* Goal *
Output every line below exactly.

[start of Material for this task]

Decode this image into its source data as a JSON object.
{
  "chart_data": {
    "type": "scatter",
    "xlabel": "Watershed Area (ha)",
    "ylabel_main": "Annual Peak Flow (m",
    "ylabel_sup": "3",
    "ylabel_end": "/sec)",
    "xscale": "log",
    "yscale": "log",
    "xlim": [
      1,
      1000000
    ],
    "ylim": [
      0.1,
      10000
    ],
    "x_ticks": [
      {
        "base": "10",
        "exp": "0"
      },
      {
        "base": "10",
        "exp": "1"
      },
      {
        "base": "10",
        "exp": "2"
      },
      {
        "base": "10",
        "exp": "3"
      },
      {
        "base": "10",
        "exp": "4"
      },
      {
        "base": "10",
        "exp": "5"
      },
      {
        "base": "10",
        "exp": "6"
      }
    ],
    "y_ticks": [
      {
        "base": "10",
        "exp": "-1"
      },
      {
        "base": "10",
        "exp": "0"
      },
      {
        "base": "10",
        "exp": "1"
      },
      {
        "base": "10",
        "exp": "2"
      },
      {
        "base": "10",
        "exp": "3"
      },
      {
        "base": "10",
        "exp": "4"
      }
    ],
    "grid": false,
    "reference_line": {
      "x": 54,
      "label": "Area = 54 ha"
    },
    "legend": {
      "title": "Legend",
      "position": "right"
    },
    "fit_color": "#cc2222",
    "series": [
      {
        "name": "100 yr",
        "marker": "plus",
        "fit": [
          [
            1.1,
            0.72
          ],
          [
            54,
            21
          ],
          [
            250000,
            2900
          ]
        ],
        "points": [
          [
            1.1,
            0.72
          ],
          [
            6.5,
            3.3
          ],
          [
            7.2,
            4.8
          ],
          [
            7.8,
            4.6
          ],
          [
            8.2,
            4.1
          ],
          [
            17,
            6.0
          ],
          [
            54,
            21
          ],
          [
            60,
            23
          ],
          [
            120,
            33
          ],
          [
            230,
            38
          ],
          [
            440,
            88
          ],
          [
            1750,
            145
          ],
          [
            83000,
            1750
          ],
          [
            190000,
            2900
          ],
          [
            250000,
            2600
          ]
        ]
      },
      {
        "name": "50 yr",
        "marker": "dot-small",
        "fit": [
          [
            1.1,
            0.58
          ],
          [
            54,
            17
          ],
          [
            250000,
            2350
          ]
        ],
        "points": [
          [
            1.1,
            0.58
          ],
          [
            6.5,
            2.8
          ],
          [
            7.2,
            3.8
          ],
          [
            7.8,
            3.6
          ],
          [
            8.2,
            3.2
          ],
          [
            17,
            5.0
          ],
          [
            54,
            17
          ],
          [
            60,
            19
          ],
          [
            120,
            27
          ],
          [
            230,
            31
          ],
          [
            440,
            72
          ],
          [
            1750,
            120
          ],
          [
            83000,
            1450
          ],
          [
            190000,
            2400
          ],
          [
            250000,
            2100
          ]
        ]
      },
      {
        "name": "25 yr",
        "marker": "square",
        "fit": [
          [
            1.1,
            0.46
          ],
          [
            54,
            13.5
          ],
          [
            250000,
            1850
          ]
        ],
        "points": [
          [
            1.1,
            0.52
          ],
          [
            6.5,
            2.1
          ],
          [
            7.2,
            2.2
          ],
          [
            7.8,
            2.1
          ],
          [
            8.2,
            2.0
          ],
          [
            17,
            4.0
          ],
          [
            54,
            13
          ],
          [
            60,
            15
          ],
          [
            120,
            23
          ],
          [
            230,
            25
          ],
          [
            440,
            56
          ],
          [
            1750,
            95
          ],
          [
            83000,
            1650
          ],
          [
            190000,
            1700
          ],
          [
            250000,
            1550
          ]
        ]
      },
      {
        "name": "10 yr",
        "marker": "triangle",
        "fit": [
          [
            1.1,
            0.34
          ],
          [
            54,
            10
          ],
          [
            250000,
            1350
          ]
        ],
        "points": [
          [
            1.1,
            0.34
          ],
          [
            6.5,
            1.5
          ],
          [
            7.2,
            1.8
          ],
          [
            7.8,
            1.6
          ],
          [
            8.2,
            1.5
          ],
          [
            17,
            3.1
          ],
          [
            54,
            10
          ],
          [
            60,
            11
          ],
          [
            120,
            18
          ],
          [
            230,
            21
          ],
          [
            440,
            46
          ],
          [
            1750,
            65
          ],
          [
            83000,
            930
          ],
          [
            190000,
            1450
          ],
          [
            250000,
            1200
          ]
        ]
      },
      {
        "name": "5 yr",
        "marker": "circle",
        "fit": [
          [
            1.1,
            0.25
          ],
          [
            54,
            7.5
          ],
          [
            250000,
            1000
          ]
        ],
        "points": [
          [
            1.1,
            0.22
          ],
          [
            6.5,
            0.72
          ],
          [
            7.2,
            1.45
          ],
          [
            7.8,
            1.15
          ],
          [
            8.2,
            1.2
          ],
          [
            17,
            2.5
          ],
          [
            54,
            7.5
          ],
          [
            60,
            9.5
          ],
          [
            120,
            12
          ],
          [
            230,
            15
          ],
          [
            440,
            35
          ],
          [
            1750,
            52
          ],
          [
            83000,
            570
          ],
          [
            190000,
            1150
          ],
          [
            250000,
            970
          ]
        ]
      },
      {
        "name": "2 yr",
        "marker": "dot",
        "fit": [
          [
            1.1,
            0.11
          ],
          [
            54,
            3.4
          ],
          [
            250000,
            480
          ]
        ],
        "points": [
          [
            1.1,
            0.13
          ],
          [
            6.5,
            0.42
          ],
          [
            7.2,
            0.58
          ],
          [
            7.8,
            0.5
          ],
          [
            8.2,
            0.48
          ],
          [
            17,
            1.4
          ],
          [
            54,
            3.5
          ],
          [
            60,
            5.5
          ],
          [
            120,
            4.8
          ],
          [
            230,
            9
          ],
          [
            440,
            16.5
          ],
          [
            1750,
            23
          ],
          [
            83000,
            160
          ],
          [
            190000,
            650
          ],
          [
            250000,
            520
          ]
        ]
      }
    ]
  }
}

[end of Material for this task]

* Solution *
Decode this image into its source data as a JSON object.
{
  "chart_data": {
    "type": "scatter",
    "xlabel": "Watershed Area (ha)",
    "ylabel_main": "Annual Peak Flow (m",
    "ylabel_sup": "3",
    "ylabel_end": "/sec)",
    "xscale": "log",
    "yscale": "log",
    "xlim": [
      1,
      1000000
    ],
    "ylim": [
      0.1,
      10000
    ],
    "x_ticks": [
      {
        "base": "10",
        "exp": "0"
      },
      {
        "base": "10",
        "exp": "1"
      },
      {
        "base": "10",
        "exp": "2"
      },
      {
        "base": "10",
        "exp": "3"
      },
      {
        "base": "10",
        "exp": "4"
      },
      {
        "base": "10",
        "exp": "5"
      },
      {
        "base": "10",
        "exp": "6"
      }
    ],
    "y_ticks": [
      {
        "base": "10",
        "exp": "-1"
      },
      {
        "base": "10",
        "exp": "0"
      },
      {
        "base": "10",
        "exp": "1"
      },
      {
        "base": "10",
        "exp": "2"
      },
      {
        "base": "10",
        "exp": "3"
      },
      {
        "base": "10",
        "exp": "4"
      }
    ],
    "grid": false,
    "reference_line": {
      "x": 54,
      "label": "Area = 54 ha"
    },
    "legend": {
      "title": "Legend",
      "position": "right"
    },
    "fit_color": "#cc2222",
    "series": [
      {
        "name": "100 yr",
        "marker": "plus",
        "fit": [
          [
            1.1,
            0.72
          ],
          [
            54,
            21
          ],
          [
            250000,
            2900
          ]
        ],
        "points": [
          [
            1.1,
            0.72
          ],
          [
            6.5,
            3.3
          ],
          [
            7.2,
            4.8
          ],
          [
            7.8,
            4.6
          ],
          [
            8.2,
            4.1
          ],
          [
            17,
            6.0
          ],
          [
            54,
            21
          ],
          [
            60,
            23
          ],
          [
            120,
            33
          ],
          [
            230,
            38
          ],
          [
            440,
            88
          ],
          [
            1750,
            145
          ],
          [
            83000,
            1750
          ],
          [
            190000,
            2900
          ],
          [
            250000,
            2600
          ]
        ]
      },
      {
        "name": "50 yr",
        "marker": "dot-small",
        "fit": [
          [
            1.1,
            0.58
          ],
          [
            54,
            17
          ],
          [
            250000,
            2350
          ]
        ],
        "points": [
          [
            1.1,
            0.58
          ],
          [
            6.5,
            2.8
          ],
          [
            7.2,
            3.8
          ],
          [
            7.8,
            3.6
          ],
          [
            8.2,
            3.2
          ],
          [
            17,
            5.0
          ],
          [
            54,
            17
          ],
          [
            60,
            19
          ],
          [
            120,
            27
          ],
          [
            230,
            31
          ],
          [
            440,
            72
          ],
          [
            1750,
            120
          ],
          [
            83000,
            1450
          ],
          [
            190000,
            2400
          ],
          [
            250000,
            2100
          ]
        ]
      },
      {
        "name": "25 yr",
        "marker": "square",
        "fit": [
          [
            1.1,
            0.46
          ],
          [
            54,
            13.5
          ],
          [
            250000,
            1850
          ]
        ],
        "points": [
          [
            1.1,
            0.52
          ],
          [
            6.5,
            2.1
          ],
          [
            7.2,
            2.2
          ],
          [
            7.8,
            2.1
          ],
          [
            8.2,
            2.0
          ],
          [
            17,
            4.0
          ],
          [
            54,
            13
          ],
          [
            60,
            15
          ],
          [
            120,
            23
          ],
          [
            230,
            25
          ],
          [
            440,
            56
          ],
          [
            1750,
            95
          ],
          [
            83000,
            1650
          ],
          [
            190000,
            1700
          ],
          [
            250000,
            1550
          ]
        ]
      },
      {
        "name": "10 yr",
        "marker": "triangle",
        "fit": [
          [
            1.1,
            0.34
          ],
          [
            54,
            10
          ],
          [
            250000,
            1350
          ]
        ],
        "points": [
          [
            1.1,
            0.34
          ],
          [
            6.5,
            1.5
          ],
          [
            7.2,
            1.8
          ],
          [
            7.8,
            1.6
          ],
          [
            8.2,
            1.5
          ],
          [
            17,
            3.1
          ],
          [
            54,
            10
          ],
          [
            60,
            11
          ],
          [
            120,
            18
          ],
          [
            230,
            21
          ],
          [
            440,
            46
          ],
          [
            1750,
            65
          ],
          [
            83000,
            930
          ],
          [
            190000,
            1450
          ],
          [
            250000,
            1200
          ]
        ]
      },
      {
        "name": "5 yr",
        "marker": "circle",
        "fit": [
          [
            1.1,
            0.25
          ],
          [
            54,
            7.5
          ],
          [
            250000,
            1000
          ]
        ],
        "points": [
          [
            1.1,
            0.22
          ],
          [
            6.5,
            0.72
          ],
          [
            7.2,
            1.45
          ],
          [
            7.8,
            1.15
          ],
          [
            8.2,
            1.2
          ],
          [
            17,
            2.5
          ],
          [
            54,
            7.5
          ],
          [
            60,
            9.5
          ],
          [
            120,
            12
          ],
          [
            230,
            15
          ],
          [
            440,
            35
          ],
          [
            1750,
            52
          ],
          [
            83000,
            570
          ],
          [
            190000,
            1150
          ],
          [
            250000,
            970
          ]
        ]
      },
      {
        "name": "2 yr",
        "marker": "dot",
        "fit": [
          [
            1.1,
            0.11
          ],
          [
            54,
            3.4
          ],
          [
            250000,
            480
          ]
        ],
        "points": [
          [
            1.1,
            0.13
          ],
          [
            6.5,
            0.42
          ],
          [
            7.2,
            0.58
          ],
          [
            7.8,
            0.5
          ],
          [
            8.2,
            0.48
          ],
          [
            17,
            1.4
          ],
          [
            54,
            3.5
          ],
          [
            60,
            5.5
          ],
          [
            120,
            4.8
          ],
          [
            230,
            9
          ],
          [
            440,
            16.5
          ],
          [
            1750,
            23
          ],
          [
            83000,
            160
          ],
          [
            190000,
            650
          ],
          [
            250000,
            520
          ]
        ]
      }
    ]
  }
}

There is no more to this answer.